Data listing
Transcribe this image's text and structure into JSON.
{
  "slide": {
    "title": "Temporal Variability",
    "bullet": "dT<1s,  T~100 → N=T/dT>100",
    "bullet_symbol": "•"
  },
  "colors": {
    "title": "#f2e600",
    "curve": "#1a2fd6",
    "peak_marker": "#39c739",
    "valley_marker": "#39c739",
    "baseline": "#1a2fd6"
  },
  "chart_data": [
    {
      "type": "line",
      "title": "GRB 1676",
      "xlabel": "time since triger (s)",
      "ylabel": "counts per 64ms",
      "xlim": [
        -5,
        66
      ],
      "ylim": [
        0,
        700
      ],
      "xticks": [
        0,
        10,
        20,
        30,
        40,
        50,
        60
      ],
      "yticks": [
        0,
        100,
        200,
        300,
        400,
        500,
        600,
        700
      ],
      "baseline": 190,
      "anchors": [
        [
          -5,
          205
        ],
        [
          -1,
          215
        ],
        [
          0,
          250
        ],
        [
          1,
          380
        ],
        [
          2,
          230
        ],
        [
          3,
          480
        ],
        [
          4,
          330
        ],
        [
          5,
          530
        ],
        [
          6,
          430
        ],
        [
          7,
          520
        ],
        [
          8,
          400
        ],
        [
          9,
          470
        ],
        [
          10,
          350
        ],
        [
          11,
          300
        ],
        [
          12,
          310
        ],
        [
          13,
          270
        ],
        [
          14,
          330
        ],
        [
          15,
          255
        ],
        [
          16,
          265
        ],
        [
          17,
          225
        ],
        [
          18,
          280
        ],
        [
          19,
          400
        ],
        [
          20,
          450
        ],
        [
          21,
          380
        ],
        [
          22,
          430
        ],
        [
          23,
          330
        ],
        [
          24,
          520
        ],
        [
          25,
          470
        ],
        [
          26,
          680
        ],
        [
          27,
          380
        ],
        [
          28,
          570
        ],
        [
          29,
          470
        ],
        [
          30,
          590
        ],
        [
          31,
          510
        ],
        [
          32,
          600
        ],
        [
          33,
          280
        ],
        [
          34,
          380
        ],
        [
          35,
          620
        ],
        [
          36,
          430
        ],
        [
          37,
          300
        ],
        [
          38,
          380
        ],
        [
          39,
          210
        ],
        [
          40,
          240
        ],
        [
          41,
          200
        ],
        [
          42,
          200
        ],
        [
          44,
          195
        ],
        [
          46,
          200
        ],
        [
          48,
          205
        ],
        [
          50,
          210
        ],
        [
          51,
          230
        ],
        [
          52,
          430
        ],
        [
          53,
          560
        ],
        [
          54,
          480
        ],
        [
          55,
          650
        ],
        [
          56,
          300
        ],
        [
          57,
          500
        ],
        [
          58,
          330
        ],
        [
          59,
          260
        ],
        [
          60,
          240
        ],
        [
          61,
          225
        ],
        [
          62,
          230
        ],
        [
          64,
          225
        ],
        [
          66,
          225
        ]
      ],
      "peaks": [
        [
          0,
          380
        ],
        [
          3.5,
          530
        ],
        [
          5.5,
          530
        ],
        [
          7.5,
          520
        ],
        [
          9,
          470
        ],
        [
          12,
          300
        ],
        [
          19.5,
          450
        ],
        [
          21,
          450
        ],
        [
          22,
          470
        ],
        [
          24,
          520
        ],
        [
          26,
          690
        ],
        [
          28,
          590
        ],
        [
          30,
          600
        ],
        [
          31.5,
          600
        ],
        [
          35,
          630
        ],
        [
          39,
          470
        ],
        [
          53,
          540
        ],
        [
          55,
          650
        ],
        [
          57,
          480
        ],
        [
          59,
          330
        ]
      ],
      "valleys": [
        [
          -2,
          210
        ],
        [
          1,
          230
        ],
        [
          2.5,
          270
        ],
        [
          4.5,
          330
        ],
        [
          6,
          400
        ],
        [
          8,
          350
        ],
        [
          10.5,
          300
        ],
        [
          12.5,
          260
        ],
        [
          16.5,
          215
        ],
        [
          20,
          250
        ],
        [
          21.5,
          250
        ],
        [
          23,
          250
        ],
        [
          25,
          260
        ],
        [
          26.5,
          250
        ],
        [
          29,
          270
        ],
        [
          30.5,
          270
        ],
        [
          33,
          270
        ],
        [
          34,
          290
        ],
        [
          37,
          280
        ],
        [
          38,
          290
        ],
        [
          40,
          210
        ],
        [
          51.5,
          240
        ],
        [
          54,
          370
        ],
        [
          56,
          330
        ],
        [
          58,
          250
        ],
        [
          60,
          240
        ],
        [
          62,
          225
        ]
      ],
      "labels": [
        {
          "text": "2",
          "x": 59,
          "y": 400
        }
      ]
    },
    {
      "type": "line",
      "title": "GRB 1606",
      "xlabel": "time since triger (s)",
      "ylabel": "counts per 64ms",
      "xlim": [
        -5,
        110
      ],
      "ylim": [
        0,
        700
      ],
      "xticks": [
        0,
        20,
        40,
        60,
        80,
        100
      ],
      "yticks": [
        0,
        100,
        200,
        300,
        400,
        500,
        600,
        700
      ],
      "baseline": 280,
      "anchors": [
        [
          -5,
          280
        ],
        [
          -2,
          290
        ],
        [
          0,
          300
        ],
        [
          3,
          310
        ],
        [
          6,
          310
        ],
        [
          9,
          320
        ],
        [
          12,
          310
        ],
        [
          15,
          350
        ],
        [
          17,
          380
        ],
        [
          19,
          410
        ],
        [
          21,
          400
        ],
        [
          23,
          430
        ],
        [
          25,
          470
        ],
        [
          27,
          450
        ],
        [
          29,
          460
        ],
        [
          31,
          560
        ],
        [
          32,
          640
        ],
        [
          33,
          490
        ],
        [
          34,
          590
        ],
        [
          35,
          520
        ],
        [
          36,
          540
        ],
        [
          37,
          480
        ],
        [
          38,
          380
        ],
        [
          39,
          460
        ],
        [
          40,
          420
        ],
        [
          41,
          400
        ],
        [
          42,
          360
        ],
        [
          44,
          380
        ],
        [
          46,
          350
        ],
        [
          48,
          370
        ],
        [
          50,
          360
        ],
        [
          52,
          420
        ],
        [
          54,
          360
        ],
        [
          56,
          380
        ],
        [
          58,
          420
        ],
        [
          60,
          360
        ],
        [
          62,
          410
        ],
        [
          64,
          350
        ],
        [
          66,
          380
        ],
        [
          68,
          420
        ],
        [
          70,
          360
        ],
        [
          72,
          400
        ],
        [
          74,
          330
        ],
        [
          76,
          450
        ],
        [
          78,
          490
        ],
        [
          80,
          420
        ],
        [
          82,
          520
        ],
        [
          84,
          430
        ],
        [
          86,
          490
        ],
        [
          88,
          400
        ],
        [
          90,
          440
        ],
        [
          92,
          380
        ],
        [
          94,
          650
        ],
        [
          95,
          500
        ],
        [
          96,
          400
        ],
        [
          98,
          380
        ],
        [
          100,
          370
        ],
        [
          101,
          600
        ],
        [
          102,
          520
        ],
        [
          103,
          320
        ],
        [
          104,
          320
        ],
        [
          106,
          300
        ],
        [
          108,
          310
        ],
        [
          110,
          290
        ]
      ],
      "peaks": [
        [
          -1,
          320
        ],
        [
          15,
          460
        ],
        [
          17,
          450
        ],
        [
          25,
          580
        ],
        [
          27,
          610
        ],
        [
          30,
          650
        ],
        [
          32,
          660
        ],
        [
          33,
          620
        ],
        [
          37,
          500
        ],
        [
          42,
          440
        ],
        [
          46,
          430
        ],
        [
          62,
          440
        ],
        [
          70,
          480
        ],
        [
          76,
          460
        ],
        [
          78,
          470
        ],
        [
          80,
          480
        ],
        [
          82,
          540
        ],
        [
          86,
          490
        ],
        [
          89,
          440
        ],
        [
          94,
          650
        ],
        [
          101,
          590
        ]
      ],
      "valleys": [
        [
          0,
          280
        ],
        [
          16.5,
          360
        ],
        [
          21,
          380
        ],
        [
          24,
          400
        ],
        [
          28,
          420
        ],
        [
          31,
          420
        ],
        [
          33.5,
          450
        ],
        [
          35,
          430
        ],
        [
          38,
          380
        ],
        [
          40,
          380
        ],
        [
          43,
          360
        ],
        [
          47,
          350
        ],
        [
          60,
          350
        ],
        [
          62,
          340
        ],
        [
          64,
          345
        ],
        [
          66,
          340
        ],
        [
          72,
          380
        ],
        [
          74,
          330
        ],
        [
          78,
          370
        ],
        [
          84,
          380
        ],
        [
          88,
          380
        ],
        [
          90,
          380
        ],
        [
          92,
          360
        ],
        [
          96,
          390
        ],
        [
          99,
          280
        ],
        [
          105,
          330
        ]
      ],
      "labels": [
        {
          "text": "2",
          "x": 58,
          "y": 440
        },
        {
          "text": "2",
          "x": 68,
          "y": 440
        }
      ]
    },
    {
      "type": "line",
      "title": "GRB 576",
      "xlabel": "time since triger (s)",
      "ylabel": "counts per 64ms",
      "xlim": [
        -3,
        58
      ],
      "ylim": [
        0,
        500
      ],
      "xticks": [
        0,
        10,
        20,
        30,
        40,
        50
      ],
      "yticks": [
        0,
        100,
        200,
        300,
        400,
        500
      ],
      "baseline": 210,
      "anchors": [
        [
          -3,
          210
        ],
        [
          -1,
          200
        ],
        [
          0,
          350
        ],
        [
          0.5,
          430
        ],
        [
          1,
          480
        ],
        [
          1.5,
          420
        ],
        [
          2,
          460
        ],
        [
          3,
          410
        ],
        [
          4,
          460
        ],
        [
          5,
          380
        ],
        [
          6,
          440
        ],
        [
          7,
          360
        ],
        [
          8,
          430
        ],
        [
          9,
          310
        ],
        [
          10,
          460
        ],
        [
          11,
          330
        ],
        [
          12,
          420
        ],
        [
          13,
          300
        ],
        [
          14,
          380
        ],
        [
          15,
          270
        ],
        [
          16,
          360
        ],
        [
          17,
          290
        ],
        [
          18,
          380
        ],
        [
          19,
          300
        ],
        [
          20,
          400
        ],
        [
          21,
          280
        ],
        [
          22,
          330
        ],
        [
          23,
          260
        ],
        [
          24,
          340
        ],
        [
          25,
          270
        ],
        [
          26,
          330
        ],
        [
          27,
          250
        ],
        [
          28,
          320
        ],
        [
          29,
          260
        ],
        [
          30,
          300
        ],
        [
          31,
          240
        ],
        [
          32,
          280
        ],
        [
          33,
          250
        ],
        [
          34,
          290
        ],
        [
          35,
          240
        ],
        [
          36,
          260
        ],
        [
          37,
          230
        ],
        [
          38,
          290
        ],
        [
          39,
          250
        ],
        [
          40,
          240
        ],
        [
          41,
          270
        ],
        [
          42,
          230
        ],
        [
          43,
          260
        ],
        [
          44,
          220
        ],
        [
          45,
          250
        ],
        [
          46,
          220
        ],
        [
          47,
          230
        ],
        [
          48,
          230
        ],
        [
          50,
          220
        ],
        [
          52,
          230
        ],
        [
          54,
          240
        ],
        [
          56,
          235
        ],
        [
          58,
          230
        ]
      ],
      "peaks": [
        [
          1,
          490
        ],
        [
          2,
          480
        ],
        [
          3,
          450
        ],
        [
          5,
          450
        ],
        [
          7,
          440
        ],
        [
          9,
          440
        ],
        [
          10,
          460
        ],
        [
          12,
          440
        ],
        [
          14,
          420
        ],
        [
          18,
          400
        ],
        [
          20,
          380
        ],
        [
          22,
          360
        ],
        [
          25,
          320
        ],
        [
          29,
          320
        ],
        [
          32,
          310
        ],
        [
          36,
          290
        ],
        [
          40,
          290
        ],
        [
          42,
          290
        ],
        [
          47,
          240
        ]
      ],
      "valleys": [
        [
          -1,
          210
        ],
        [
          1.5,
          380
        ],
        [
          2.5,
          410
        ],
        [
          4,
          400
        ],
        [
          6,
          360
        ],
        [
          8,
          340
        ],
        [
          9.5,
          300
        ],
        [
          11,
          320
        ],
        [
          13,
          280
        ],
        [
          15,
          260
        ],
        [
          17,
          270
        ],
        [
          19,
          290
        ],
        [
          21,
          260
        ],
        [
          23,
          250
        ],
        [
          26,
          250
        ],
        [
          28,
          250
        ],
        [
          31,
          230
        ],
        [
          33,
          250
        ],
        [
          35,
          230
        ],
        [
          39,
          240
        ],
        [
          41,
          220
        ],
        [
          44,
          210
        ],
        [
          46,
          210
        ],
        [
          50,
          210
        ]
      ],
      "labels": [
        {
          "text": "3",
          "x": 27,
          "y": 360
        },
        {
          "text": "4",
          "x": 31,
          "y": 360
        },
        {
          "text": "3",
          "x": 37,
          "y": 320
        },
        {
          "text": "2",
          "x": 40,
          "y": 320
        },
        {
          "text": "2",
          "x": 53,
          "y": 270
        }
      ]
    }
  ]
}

• WHAT IS EXPECTED
Go through the listing above and work out how many lines contain the string "baseline". Reply with the number alone.

• TASK ANSWER
4